## EXERCISE AIM
Repeat the whole of the data, keeping every detail the same.

## Saved entries
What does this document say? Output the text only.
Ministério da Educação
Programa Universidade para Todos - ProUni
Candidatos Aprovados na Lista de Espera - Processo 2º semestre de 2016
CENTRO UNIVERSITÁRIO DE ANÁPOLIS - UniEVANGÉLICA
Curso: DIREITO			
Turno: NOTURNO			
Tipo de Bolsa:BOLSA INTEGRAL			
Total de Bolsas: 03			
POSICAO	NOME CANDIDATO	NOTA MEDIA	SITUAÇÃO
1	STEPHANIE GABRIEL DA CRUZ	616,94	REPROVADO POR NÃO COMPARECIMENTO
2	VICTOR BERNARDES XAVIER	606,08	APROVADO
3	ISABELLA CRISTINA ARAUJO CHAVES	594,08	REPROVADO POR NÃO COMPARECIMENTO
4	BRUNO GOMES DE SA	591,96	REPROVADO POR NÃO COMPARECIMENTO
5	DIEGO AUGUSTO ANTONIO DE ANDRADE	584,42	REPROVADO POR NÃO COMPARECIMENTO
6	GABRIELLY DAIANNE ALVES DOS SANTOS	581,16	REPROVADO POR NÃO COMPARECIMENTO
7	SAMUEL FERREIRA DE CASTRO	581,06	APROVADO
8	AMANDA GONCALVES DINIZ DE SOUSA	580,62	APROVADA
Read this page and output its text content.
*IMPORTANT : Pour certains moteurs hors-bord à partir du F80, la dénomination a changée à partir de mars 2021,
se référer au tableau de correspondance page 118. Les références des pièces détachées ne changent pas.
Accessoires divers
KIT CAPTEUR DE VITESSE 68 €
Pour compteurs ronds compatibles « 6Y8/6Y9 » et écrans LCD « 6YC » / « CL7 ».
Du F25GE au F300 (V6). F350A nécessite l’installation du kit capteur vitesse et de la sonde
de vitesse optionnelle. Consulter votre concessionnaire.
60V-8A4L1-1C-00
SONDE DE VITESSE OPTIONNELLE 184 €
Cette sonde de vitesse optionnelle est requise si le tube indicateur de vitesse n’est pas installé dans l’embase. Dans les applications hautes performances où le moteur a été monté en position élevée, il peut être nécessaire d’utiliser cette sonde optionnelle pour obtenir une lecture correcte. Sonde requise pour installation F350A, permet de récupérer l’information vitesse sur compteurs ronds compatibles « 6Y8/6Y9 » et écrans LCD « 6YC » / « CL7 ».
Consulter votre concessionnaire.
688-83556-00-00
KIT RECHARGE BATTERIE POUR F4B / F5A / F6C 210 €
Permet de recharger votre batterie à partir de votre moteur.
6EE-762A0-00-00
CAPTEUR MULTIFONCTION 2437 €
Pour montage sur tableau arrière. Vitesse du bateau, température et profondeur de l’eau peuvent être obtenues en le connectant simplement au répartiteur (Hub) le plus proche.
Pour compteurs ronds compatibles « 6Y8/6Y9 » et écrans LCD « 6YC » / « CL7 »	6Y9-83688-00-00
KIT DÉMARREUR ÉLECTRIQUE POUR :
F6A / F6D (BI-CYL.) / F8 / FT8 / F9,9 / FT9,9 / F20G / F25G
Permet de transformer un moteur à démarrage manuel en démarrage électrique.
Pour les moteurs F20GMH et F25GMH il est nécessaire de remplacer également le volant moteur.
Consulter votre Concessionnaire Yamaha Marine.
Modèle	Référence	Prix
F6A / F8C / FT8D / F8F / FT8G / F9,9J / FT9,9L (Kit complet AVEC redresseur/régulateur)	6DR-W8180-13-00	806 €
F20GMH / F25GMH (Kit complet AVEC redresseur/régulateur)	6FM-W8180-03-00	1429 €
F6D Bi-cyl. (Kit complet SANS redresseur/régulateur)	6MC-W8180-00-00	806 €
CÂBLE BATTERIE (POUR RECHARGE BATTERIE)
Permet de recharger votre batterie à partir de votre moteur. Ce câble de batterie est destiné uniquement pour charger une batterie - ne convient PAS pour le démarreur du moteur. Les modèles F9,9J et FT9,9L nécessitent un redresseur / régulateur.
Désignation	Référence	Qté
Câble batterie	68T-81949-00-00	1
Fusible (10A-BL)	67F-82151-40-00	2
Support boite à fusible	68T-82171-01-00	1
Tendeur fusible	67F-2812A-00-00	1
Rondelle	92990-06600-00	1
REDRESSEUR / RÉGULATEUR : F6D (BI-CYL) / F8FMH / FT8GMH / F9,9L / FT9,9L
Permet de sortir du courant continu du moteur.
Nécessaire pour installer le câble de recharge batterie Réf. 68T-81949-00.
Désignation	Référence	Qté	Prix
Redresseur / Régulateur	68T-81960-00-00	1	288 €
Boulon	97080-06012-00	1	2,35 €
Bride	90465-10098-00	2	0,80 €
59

## EXERCISE SOLUTION
What does this document say? Output the text only.
Ministério da Educação
Programa Universidade para Todos - ProUni
Candidatos Aprovados na Lista de Espera - Processo 2º semestre de 2016
CENTRO UNIVERSITÁRIO DE ANÁPOLIS - UniEVANGÉLICA
Curso: DIREITO			
Turno: NOTURNO			
Tipo de Bolsa:BOLSA INTEGRAL			
Total de Bolsas: 03			
POSICAO	NOME CANDIDATO	NOTA MEDIA	SITUAÇÃO
1	STEPHANIE GABRIEL DA CRUZ	616,94	REPROVADO POR NÃO COMPARECIMENTO
2	VICTOR BERNARDES XAVIER	606,08	APROVADO
3	ISABELLA CRISTINA ARAUJO CHAVES	594,08	REPROVADO POR NÃO COMPARECIMENTO
4	BRUNO GOMES DE SA	591,96	REPROVADO POR NÃO COMPARECIMENTO
5	DIEGO AUGUSTO ANTONIO DE ANDRADE	584,42	REPROVADO POR NÃO COMPARECIMENTO
6	GABRIELLY DAIANNE ALVES DOS SANTOS	581,16	REPROVADO POR NÃO COMPARECIMENTO
7	SAMUEL FERREIRA DE CASTRO	581,06	APROVADO
8	AMANDA GONCALVES DINIZ DE SOUSA	580,62	APROVADA
Read this page and output its text content.
*IMPORTANT : Pour certains moteurs hors-bord à partir du F80, la dénomination a changée à partir de mars 2021,
se référer au tableau de correspondance page 118. Les références des pièces détachées ne changent pas.
Accessoires divers
KIT CAPTEUR DE VITESSE 68 €
Pour compteurs ronds compatibles « 6Y8/6Y9 » et écrans LCD « 6YC » / « CL7 ».
Du F25GE au F300 (V6). F350A nécessite l’installation du kit capteur vitesse et de la sonde
de vitesse optionnelle. Consulter votre concessionnaire.
60V-8A4L1-1C-00
SONDE DE VITESSE OPTIONNELLE 184 €
Cette sonde de vitesse optionnelle est requise si le tube indicateur de vitesse n’est pas installé dans l’embase. Dans les applications hautes performances où le moteur a été monté en position élevée, il peut être nécessaire d’utiliser cette sonde optionnelle pour obtenir une lecture correcte. Sonde requise pour installation F350A, permet de récupérer l’information vitesse sur compteurs ronds compatibles « 6Y8/6Y9 » et écrans LCD « 6YC » / « CL7 ».
Consulter votre concessionnaire.
688-83556-00-00
KIT RECHARGE BATTERIE POUR F4B / F5A / F6C 210 €
Permet de recharger votre batterie à partir de votre moteur.
6EE-762A0-00-00
CAPTEUR MULTIFONCTION 2437 €
Pour montage sur tableau arrière. Vitesse du bateau, température et profondeur de l’eau peuvent être obtenues en le connectant simplement au répartiteur (Hub) le plus proche.
Pour compteurs ronds compatibles « 6Y8/6Y9 » et écrans LCD « 6YC » / « CL7 »	6Y9-83688-00-00
KIT DÉMARREUR ÉLECTRIQUE POUR :
F6A / F6D (BI-CYL.) / F8 / FT8 / F9,9 / FT9,9 / F20G / F25G
Permet de transformer un moteur à démarrage manuel en démarrage électrique.
Pour les moteurs F20GMH et F25GMH il est nécessaire de remplacer également le volant moteur.
Consulter votre Concessionnaire Yamaha Marine.
Modèle	Référence	Prix
F6A / F8C / FT8D / F8F / FT8G / F9,9J / FT9,9L (Kit complet AVEC redresseur/régulateur)	6DR-W8180-13-00	806 €
F20GMH / F25GMH (Kit complet AVEC redresseur/régulateur)	6FM-W8180-03-00	1429 €
F6D Bi-cyl. (Kit complet SANS redresseur/régulateur)	6MC-W8180-00-00	806 €
CÂBLE BATTERIE (POUR RECHARGE BATTERIE)
Permet de recharger votre batterie à partir de votre moteur. Ce câble de batterie est destiné uniquement pour charger une batterie - ne convient PAS pour le démarreur du moteur. Les modèles F9,9J et FT9,9L nécessitent un redresseur / régulateur.
Désignation	Référence	Qté
Câble batterie	68T-81949-00-00	1
Fusible (10A-BL)	67F-82151-40-00	2
Support boite à fusible	68T-82171-01-00	1
Tendeur fusible	67F-2812A-00-00	1
Rondelle	92990-06600-00	1
REDRESSEUR / RÉGULATEUR : F6D (BI-CYL) / F8FMH / FT8GMH / F9,9L / FT9,9L
Permet de sortir du courant continu du moteur.
Nécessaire pour installer le câble de recharge batterie Réf. 68T-81949-00.
Désignation	Référence	Qté	Prix
Redresseur / Régulateur	68T-81960-00-00	1	288 €
Boulon	97080-06012-00	1	2,35 €
Bride	90465-10098-00	2	0,80 €
59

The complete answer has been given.